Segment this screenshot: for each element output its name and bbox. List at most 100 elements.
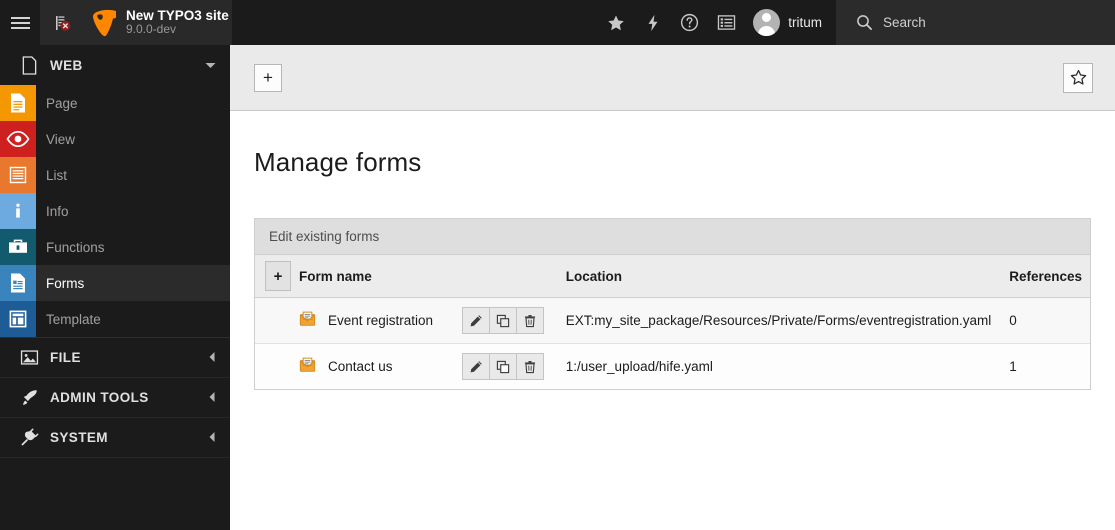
documents-list-icon	[718, 15, 736, 30]
form-location: EXT:my_site_package/Resources/Private/Fo…	[557, 297, 1000, 344]
bookmark-star-outline-icon	[1070, 69, 1086, 85]
duplicate-form-button[interactable]	[488, 307, 517, 334]
open-documents-button[interactable]	[708, 0, 745, 45]
sidebar-item-label-page: Page	[46, 95, 78, 111]
module-docheader: +	[230, 45, 1115, 111]
sidebar-item-label-view: View	[46, 131, 76, 147]
row-spacer-cell	[255, 343, 291, 389]
bookmark-page-button[interactable]	[1063, 62, 1093, 93]
flash-messages-button[interactable]	[634, 0, 671, 45]
sidebar-section-label-web: WEB	[50, 57, 83, 73]
form-references: 0	[999, 297, 1090, 344]
site-name: New TYPO3 site	[126, 8, 229, 24]
delete-form-button[interactable]	[515, 307, 544, 334]
sidebar-item-info[interactable]: Info	[0, 193, 230, 229]
sidebar-item-page[interactable]: Page	[0, 85, 230, 121]
table-row[interactable]: Event registration EXT:my_site_package/R…	[255, 297, 1090, 344]
form-name-cell: Contact us	[291, 343, 462, 389]
table-header-row: + Form name Location References	[255, 255, 1090, 298]
panel-heading: Edit existing forms	[255, 219, 1090, 255]
sidebar-item-label-functions: Functions	[46, 239, 105, 255]
sidebar-item-forms[interactable]: Forms	[0, 265, 230, 301]
page-icon	[0, 85, 36, 121]
plus-icon: +	[263, 68, 273, 87]
edit-form-button[interactable]	[461, 307, 490, 334]
plus-icon: +	[273, 267, 283, 285]
sidebar-item-view[interactable]: View	[0, 121, 230, 157]
sidebar-section-label-file: FILE	[50, 350, 81, 365]
user-menu-button[interactable]: tritum	[745, 0, 836, 45]
duplicate-icon	[496, 360, 509, 373]
help-button[interactable]	[671, 0, 708, 45]
hamburger-icon	[10, 14, 30, 32]
sidebar-section-file[interactable]: FILE	[0, 338, 230, 378]
sidebar-section-label-admin-tools: ADMIN TOOLS	[50, 390, 149, 405]
row-actions	[461, 353, 550, 380]
clear-cache-button[interactable]	[40, 0, 84, 45]
file-image-icon	[14, 349, 44, 366]
form-title: Event registration	[328, 313, 434, 328]
sidebar-section-web[interactable]: WEB	[0, 45, 230, 85]
top-toolbar: New TYPO3 site 9.0.0-dev tritum Search	[0, 0, 1115, 45]
typo3-logo-icon	[93, 9, 116, 36]
search-input[interactable]: Search	[836, 0, 1115, 45]
toolbar-icon-group: tritum	[597, 0, 836, 45]
site-version: 9.0.0-dev	[126, 22, 177, 37]
table-row[interactable]: Contact us 1:/user_upload/hife.yaml 1	[255, 343, 1090, 389]
form-envelope-icon	[299, 311, 316, 330]
column-references: References	[999, 255, 1090, 298]
search-icon	[857, 15, 872, 30]
bookmark-star-icon	[608, 14, 624, 30]
sidebar-item-template[interactable]: Template	[0, 301, 230, 337]
chevron-left-icon	[208, 430, 216, 445]
search-placeholder-label: Search	[883, 15, 926, 30]
template-icon	[0, 301, 36, 337]
edit-form-button[interactable]	[461, 353, 490, 380]
module-body: + Manage forms Edit existing forms + For…	[230, 45, 1115, 530]
table-header: + Form name Location References	[255, 255, 1090, 298]
sidebar-section-label-system: SYSTEM	[50, 430, 108, 445]
new-form-button[interactable]: +	[254, 63, 282, 92]
toolbar-spacer	[232, 0, 598, 45]
column-create: +	[255, 255, 291, 298]
pencil-icon	[470, 314, 482, 326]
pencil-icon	[470, 360, 482, 372]
form-title: Contact us	[328, 359, 393, 374]
page-doc-icon	[14, 55, 44, 75]
help-question-icon	[681, 13, 699, 32]
rocket-icon	[14, 388, 44, 407]
functions-icon	[0, 229, 36, 265]
module-content: Manage forms Edit existing forms + Form …	[230, 111, 1115, 390]
row-actions-cell	[461, 297, 558, 344]
forms-icon	[0, 265, 36, 301]
sidebar-item-functions[interactable]: Functions	[0, 229, 230, 265]
form-envelope-icon	[299, 357, 316, 376]
row-actions-cell	[461, 343, 558, 389]
trash-icon	[524, 314, 535, 327]
trash-icon	[524, 360, 535, 373]
column-form-name: Form name	[291, 255, 558, 298]
form-references: 1	[999, 343, 1090, 389]
chevron-down-icon	[205, 58, 216, 73]
forms-table: + Form name Location References Event re…	[255, 255, 1090, 389]
flash-bolt-icon	[648, 14, 658, 31]
sidebar-item-list[interactable]: List	[0, 157, 230, 193]
menu-toggle-button[interactable]	[0, 0, 40, 45]
duplicate-form-button[interactable]	[488, 353, 517, 380]
sidebar-item-label-template: Template	[46, 311, 101, 327]
chevron-left-icon	[208, 390, 216, 405]
sidebar-section-system[interactable]: SYSTEM	[0, 418, 230, 458]
form-location: 1:/user_upload/hife.yaml	[557, 343, 1000, 389]
bookmark-toolbar-button[interactable]	[597, 0, 634, 45]
site-logo-link[interactable]: New TYPO3 site 9.0.0-dev	[84, 0, 232, 45]
delete-form-button[interactable]	[515, 353, 544, 380]
row-actions	[461, 307, 550, 334]
create-form-button[interactable]: +	[265, 261, 291, 291]
sidebar-item-label-list: List	[46, 167, 68, 183]
sidebar-section-admin-tools[interactable]: ADMIN TOOLS	[0, 378, 230, 418]
table-body: Event registration EXT:my_site_package/R…	[255, 297, 1090, 389]
sidebar-navigation: WEB Page View List Info Functions Forms …	[0, 45, 230, 530]
list-icon	[0, 157, 36, 193]
column-location: Location	[557, 255, 1000, 298]
sidebar-item-label-info: Info	[46, 203, 69, 219]
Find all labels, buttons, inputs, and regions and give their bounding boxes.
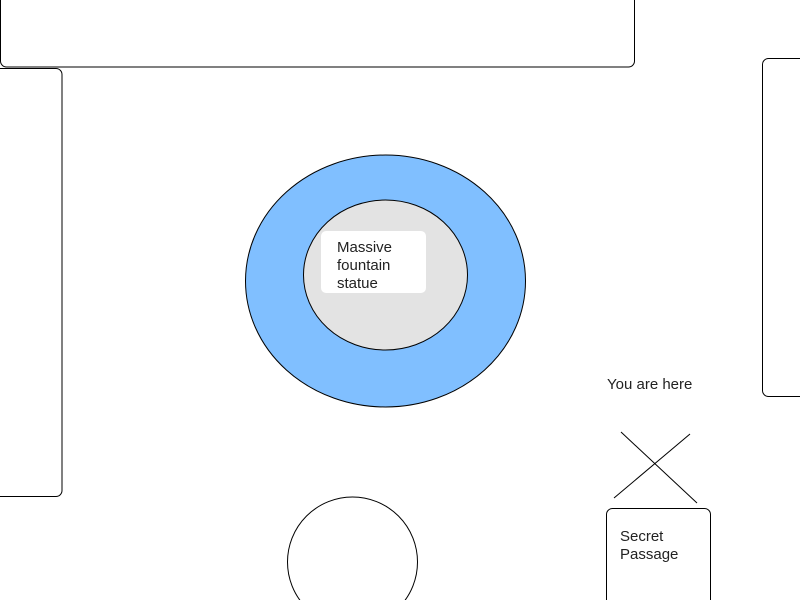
round-room: [287, 496, 418, 600]
right-room: [762, 58, 800, 397]
secret-passage-label-line: Secret: [620, 528, 664, 545]
top-room: [0, 0, 635, 68]
fountain-label-line: Massive: [337, 239, 392, 256]
fountain-label-line: statue: [337, 275, 378, 292]
floor-map: Massive fountain statue You are here Sec…: [0, 0, 800, 600]
secret-passage-label: Secret Passage: [620, 528, 678, 563]
fountain: Massive fountain statue: [245, 154, 526, 408]
x-mark-icon: [613, 431, 698, 504]
you-are-here-label: You are here: [607, 376, 692, 393]
fountain-label-line: fountain: [337, 257, 390, 274]
secret-passage-label-line: Passage: [620, 546, 678, 563]
left-room: [0, 68, 63, 497]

------------------------------

• [To do]:
Please retype the lines of the entries above without any changes, from the line with "15, 736, 30]" to the line with "360, 509, 373]", including both of those lines.

• [Exercise output]:
documents-list-icon	[718, 15, 736, 30]
form-location: EXT:my_site_package/Resources/Private/Fo…	[557, 297, 1000, 344]
bookmark-star-outline-icon	[1070, 69, 1086, 85]
duplicate-form-button[interactable]	[488, 307, 517, 334]
open-documents-button[interactable]	[708, 0, 745, 45]
sidebar-item-label-page: Page	[46, 95, 78, 111]
module-docheader: +	[230, 45, 1115, 111]
sidebar-item-label-view: View	[46, 131, 76, 147]
row-spacer-cell	[255, 343, 291, 389]
bookmark-page-button[interactable]	[1063, 62, 1093, 93]
flash-messages-button[interactable]	[634, 0, 671, 45]
sidebar-section-label-web: WEB	[50, 57, 83, 73]
form-references: 0	[999, 297, 1090, 344]
site-name: New TYPO3 site	[126, 8, 229, 24]
delete-form-button[interactable]	[515, 307, 544, 334]
sidebar-item-info[interactable]: Info	[0, 193, 230, 229]
sidebar-item-page[interactable]: Page	[0, 85, 230, 121]
table-row[interactable]: Event registration EXT:my_site_package/R…	[255, 297, 1090, 344]
form-name-cell: Contact us	[291, 343, 462, 389]
table-header-row: + Form name Location References	[255, 255, 1090, 298]
panel-heading: Edit existing forms	[255, 219, 1090, 255]
sidebar-item-label-functions: Functions	[46, 239, 105, 255]
sidebar-item-forms[interactable]: Forms	[0, 265, 230, 301]
page-icon	[0, 85, 36, 121]
plus-icon: +	[263, 68, 273, 87]
edit-form-button[interactable]	[461, 307, 490, 334]
plus-icon: +	[273, 267, 283, 285]
sidebar-item-view[interactable]: View	[0, 121, 230, 157]
sidebar-section-label-file: FILE	[50, 350, 81, 365]
user-menu-button[interactable]: tritum	[745, 0, 836, 45]
duplicate-icon	[496, 360, 509, 373]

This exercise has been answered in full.